[Stored entries]
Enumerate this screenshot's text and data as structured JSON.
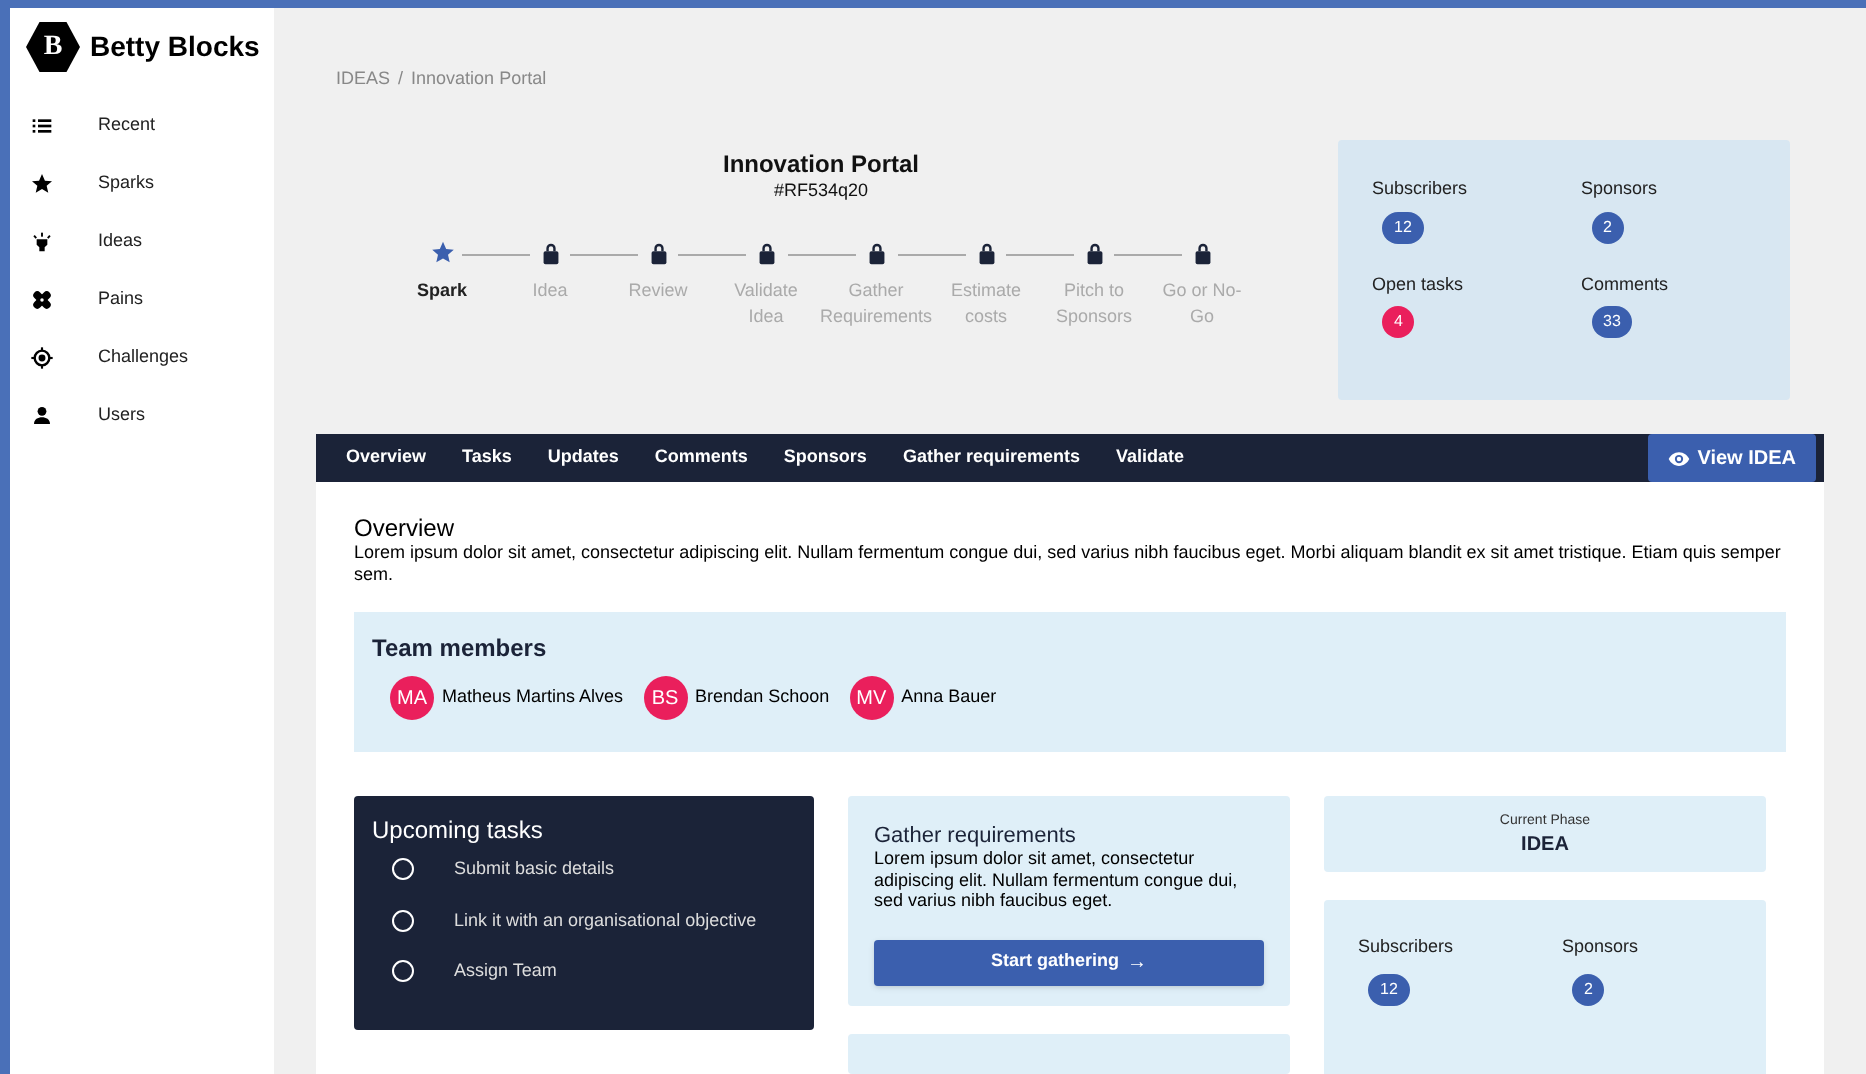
{
  "app": {
    "logo_letter": "B",
    "name": "Betty Blocks"
  },
  "sidebar": {
    "items": [
      {
        "label": "Recent",
        "kind": "list"
      },
      {
        "label": "Sparks",
        "kind": "star"
      },
      {
        "label": "Ideas",
        "kind": "bulb"
      },
      {
        "label": "Pains",
        "kind": "bandage"
      },
      {
        "label": "Challenges",
        "kind": "target"
      },
      {
        "label": "Users",
        "kind": "user"
      }
    ]
  },
  "breadcrumb": [
    "IDEAS",
    "/",
    "Innovation Portal"
  ],
  "header": {
    "title": "Innovation Portal",
    "code": "#RF534q20"
  },
  "stepper": [
    {
      "label": "Spark",
      "selected": true
    },
    {
      "label": "Idea",
      "selected": false
    },
    {
      "label": "Review",
      "selected": false
    },
    {
      "label": "Validate Idea",
      "selected": false
    },
    {
      "label": "Gather Requirements",
      "selected": false
    },
    {
      "label": "Estimate costs",
      "selected": false
    },
    {
      "label": "Pitch to Sponsors",
      "selected": false
    },
    {
      "label": "Go or No-Go",
      "selected": false
    }
  ],
  "stats": [
    {
      "label": "Subscribers",
      "value": "12",
      "color": "#3b5fae"
    },
    {
      "label": "Sponsors",
      "value": "2",
      "color": "#3b5fae"
    },
    {
      "label": "Open tasks",
      "value": "4",
      "color": "#ea1f5c"
    },
    {
      "label": "Comments",
      "value": "33",
      "color": "#3b5fae"
    }
  ],
  "tabs": [
    {
      "label": "Overview"
    },
    {
      "label": "Tasks"
    },
    {
      "label": "Updates"
    },
    {
      "label": "Comments"
    },
    {
      "label": "Sponsors"
    },
    {
      "label": "Gather requirements"
    },
    {
      "label": "Validate"
    }
  ],
  "view_button": "View IDEA",
  "overview": {
    "title": "Overview",
    "text": "Lorem ipsum dolor sit amet, consectetur adipiscing elit. Nullam fermentum congue dui, sed varius nibh faucibus eget. Morbi aliquam blandit ex sit amet tristique. Etiam quis semper sem."
  },
  "team": {
    "title": "Team members",
    "members": [
      {
        "initials": "MA",
        "name": "Matheus Martins Alves"
      },
      {
        "initials": "BS",
        "name": "Brendan Schoon"
      },
      {
        "initials": "MV",
        "name": "Anna Bauer"
      }
    ]
  },
  "upcoming_tasks": {
    "title": "Upcoming tasks",
    "items": [
      {
        "label": "Submit basic details",
        "checked": false
      },
      {
        "label": "Link it with an organisational objective",
        "checked": false
      },
      {
        "label": "Assign Team",
        "checked": false
      }
    ]
  },
  "gather": {
    "title": "Gather requirements",
    "text": "Lorem ipsum dolor sit amet, consectetur adipiscing elit. Nullam fermentum congue dui, sed varius nibh faucibus eget.",
    "button": "Start gathering",
    "button_icon": "→"
  },
  "phase": {
    "label": "Current Phase",
    "value": "IDEA"
  },
  "stats_small": [
    {
      "label": "Subscribers",
      "value": "12"
    },
    {
      "label": "Sponsors",
      "value": "2"
    }
  ]
}
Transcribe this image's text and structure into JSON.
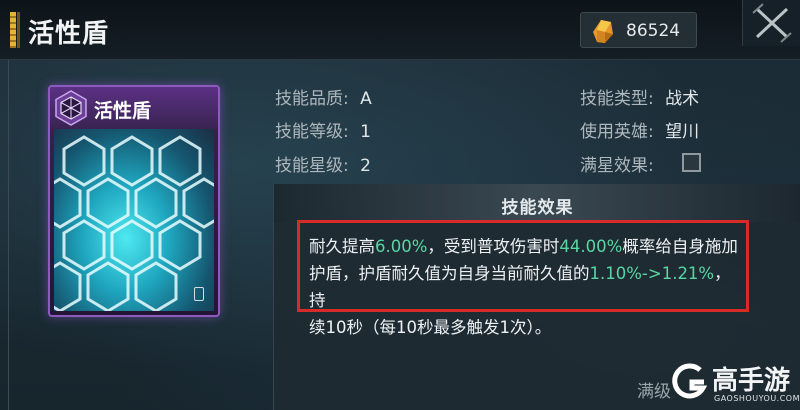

§ Your instructions
Locate all lines in the listing above with the word "name" and copy them.

§ Response to the exercise
    "name": "Betty Blocks"
        "name": "Matheus Martins Alves"
        "name": "Brendan Schoon"
        "name": "Anna Bauer"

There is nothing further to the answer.